* INSTRUCTIONS FOR THE TASK: Wherever the word "values" appears in a line, extract that line.

* Records contained in a dataset:
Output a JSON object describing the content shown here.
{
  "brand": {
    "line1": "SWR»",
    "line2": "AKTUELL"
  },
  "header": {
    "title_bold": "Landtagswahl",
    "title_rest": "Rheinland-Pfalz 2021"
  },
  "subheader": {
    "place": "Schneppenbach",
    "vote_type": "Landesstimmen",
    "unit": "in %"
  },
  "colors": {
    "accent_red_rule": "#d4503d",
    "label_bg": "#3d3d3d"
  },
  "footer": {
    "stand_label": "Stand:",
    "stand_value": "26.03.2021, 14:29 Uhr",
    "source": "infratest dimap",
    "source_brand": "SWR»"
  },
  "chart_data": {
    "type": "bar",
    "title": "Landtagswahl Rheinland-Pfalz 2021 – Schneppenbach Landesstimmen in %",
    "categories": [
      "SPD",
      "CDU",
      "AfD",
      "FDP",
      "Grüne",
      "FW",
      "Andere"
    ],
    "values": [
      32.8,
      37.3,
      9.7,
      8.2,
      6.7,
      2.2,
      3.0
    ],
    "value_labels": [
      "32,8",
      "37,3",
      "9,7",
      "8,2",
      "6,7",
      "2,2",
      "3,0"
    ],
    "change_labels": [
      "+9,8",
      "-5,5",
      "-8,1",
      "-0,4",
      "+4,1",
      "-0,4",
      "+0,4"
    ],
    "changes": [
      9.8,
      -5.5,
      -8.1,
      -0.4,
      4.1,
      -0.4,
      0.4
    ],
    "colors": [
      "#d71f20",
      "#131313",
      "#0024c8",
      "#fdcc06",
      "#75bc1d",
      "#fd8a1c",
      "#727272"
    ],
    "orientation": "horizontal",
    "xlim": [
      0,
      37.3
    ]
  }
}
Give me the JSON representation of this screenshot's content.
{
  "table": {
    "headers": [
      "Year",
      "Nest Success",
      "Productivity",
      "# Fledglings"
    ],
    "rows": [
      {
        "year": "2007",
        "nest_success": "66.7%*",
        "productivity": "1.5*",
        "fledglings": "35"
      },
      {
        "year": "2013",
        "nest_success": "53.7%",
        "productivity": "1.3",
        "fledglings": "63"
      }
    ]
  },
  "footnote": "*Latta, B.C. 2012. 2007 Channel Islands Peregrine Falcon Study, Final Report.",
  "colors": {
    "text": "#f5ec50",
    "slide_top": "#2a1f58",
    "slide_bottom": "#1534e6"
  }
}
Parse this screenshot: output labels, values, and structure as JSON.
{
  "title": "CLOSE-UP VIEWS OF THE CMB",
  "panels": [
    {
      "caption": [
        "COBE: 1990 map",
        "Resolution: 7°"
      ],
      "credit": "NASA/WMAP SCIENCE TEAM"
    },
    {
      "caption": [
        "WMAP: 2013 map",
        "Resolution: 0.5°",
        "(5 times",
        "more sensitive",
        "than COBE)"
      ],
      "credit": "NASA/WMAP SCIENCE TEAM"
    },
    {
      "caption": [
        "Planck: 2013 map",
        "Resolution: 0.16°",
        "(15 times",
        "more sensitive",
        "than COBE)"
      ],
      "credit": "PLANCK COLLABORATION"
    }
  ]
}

* COMPLETE RESPONSE:
    "values": [
Parse this screenshot: output labels, values, and structure as JSON.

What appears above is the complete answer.